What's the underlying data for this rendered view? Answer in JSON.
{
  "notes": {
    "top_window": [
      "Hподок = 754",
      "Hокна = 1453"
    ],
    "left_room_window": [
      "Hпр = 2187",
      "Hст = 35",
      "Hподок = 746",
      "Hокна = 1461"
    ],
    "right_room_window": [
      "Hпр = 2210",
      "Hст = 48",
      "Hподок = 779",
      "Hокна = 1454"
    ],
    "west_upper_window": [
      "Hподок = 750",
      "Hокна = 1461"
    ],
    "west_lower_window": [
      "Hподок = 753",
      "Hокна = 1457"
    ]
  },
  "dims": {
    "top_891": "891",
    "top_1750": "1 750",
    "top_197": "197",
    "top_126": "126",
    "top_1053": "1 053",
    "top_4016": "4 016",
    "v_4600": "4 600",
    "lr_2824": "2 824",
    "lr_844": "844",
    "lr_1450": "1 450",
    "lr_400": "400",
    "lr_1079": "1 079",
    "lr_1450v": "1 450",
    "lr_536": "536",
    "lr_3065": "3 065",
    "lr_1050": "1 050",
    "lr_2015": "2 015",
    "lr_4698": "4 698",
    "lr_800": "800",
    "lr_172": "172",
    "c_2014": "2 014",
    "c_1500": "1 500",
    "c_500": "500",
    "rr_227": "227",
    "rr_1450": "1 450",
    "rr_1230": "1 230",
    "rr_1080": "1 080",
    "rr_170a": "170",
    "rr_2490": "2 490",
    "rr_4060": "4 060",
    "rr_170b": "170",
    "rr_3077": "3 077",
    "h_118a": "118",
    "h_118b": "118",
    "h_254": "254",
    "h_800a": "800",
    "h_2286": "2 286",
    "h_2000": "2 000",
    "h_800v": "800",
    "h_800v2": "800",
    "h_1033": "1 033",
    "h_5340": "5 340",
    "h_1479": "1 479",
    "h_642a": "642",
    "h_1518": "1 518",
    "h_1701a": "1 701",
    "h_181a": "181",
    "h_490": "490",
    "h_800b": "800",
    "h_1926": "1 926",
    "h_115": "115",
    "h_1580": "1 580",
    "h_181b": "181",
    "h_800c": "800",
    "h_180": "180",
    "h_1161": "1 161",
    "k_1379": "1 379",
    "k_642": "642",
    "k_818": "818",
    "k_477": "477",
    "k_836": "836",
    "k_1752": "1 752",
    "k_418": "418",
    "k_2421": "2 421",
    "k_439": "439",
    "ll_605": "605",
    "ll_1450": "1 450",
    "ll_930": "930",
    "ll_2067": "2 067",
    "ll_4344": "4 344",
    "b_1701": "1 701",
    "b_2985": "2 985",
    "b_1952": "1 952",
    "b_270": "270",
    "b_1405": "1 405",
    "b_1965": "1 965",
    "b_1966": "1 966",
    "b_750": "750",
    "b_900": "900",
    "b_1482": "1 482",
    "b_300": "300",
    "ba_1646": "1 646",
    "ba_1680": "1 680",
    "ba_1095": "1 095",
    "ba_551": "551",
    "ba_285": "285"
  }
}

Exercise details>
Reproduce the records above exactly.

Result>
What's the underlying data for this rendered view? Answer in JSON.
{
  "notes": {
    "top_window": [
      "Hподок = 754",
      "Hокна = 1453"
    ],
    "left_room_window": [
      "Hпр = 2187",
      "Hст = 35",
      "Hподок = 746",
      "Hокна = 1461"
    ],
    "right_room_window": [
      "Hпр = 2210",
      "Hст = 48",
      "Hподок = 779",
      "Hокна = 1454"
    ],
    "west_upper_window": [
      "Hподок = 750",
      "Hокна = 1461"
    ],
    "west_lower_window": [
      "Hподок = 753",
      "Hокна = 1457"
    ]
  },
  "dims": {
    "top_891": "891",
    "top_1750": "1 750",
    "top_197": "197",
    "top_126": "126",
    "top_1053": "1 053",
    "top_4016": "4 016",
    "v_4600": "4 600",
    "lr_2824": "2 824",
    "lr_844": "844",
    "lr_1450": "1 450",
    "lr_400": "400",
    "lr_1079": "1 079",
    "lr_1450v": "1 450",
    "lr_536": "536",
    "lr_3065": "3 065",
    "lr_1050": "1 050",
    "lr_2015": "2 015",
    "lr_4698": "4 698",
    "lr_800": "800",
    "lr_172": "172",
    "c_2014": "2 014",
    "c_1500": "1 500",
    "c_500": "500",
    "rr_227": "227",
    "rr_1450": "1 450",
    "rr_1230": "1 230",
    "rr_1080": "1 080",
    "rr_170a": "170",
    "rr_2490": "2 490",
    "rr_4060": "4 060",
    "rr_170b": "170",
    "rr_3077": "3 077",
    "h_118a": "118",
    "h_118b": "118",
    "h_254": "254",
    "h_800a": "800",
    "h_2286": "2 286",
    "h_2000": "2 000",
    "h_800v": "800",
    "h_800v2": "800",
    "h_1033": "1 033",
    "h_5340": "5 340",
    "h_1479": "1 479",
    "h_642a": "642",
    "h_1518": "1 518",
    "h_1701a": "1 701",
    "h_181a": "181",
    "h_490": "490",
    "h_800b": "800",
    "h_1926": "1 926",
    "h_115": "115",
    "h_1580": "1 580",
    "h_181b": "181",
    "h_800c": "800",
    "h_180": "180",
    "h_1161": "1 161",
    "k_1379": "1 379",
    "k_642": "642",
    "k_818": "818",
    "k_477": "477",
    "k_836": "836",
    "k_1752": "1 752",
    "k_418": "418",
    "k_2421": "2 421",
    "k_439": "439",
    "ll_605": "605",
    "ll_1450": "1 450",
    "ll_930": "930",
    "ll_2067": "2 067",
    "ll_4344": "4 344",
    "b_1701": "1 701",
    "b_2985": "2 985",
    "b_1952": "1 952",
    "b_270": "270",
    "b_1405": "1 405",
    "b_1965": "1 965",
    "b_1966": "1 966",
    "b_750": "750",
    "b_900": "900",
    "b_1482": "1 482",
    "b_300": "300",
    "ba_1646": "1 646",
    "ba_1680": "1 680",
    "ba_1095": "1 095",
    "ba_551": "551",
    "ba_285": "285"
  }
}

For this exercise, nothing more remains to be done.